**Exercise instructions:** Provide nothing but the number of lines containing the string "Lyon".

**Records shown:**
--- Start ---
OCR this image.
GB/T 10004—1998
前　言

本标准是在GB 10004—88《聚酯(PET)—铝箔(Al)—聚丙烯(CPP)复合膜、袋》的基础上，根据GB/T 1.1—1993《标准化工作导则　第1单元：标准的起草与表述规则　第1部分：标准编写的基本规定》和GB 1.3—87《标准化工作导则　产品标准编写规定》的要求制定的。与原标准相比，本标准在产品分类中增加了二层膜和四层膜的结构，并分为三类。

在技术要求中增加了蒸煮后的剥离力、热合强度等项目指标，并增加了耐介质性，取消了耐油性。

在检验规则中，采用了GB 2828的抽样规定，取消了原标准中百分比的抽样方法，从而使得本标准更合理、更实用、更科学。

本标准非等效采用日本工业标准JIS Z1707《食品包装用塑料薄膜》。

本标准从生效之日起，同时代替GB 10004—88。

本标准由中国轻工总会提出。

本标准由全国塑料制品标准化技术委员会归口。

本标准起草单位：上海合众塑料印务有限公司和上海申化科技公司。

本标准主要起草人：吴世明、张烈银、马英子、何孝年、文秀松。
--- End ---
--- Start ---
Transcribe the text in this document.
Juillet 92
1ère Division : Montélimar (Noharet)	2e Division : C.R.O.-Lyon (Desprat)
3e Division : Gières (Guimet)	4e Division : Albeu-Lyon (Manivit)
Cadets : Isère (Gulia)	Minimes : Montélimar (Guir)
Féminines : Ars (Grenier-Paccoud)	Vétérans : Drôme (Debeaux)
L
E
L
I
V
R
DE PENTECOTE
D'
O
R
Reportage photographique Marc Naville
--- End ---
--- Start ---
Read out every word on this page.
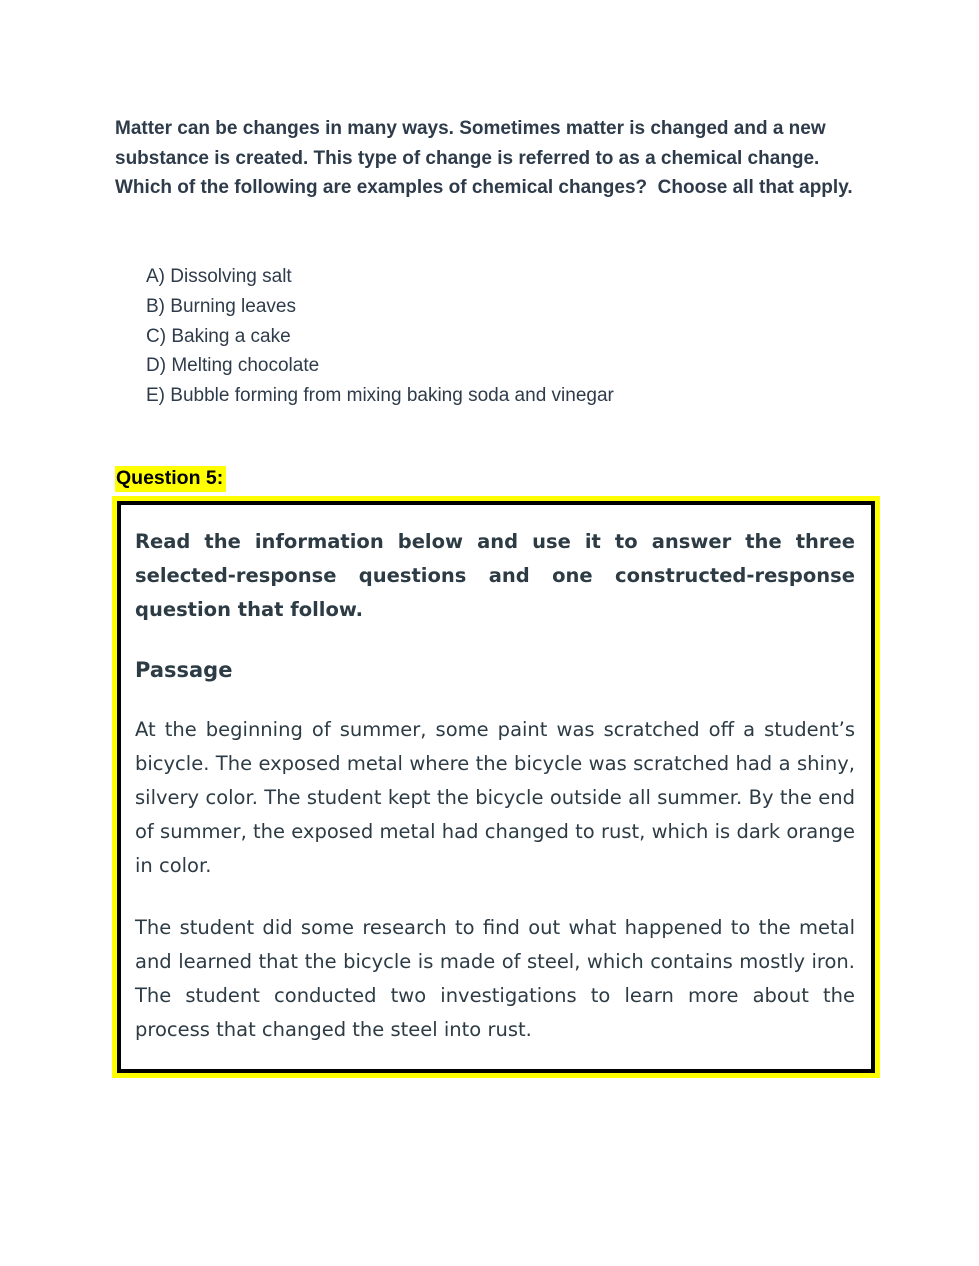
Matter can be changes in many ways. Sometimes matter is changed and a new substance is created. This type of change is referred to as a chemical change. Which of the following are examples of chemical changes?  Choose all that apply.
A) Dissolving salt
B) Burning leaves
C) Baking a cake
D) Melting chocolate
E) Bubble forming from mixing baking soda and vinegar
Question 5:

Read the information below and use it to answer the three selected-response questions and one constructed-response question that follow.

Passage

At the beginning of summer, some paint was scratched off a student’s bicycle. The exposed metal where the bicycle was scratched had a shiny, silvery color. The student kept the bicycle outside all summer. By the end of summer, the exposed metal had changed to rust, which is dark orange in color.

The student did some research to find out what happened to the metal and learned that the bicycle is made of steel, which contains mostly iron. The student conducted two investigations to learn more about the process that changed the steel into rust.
--- End ---
**The solution:** 2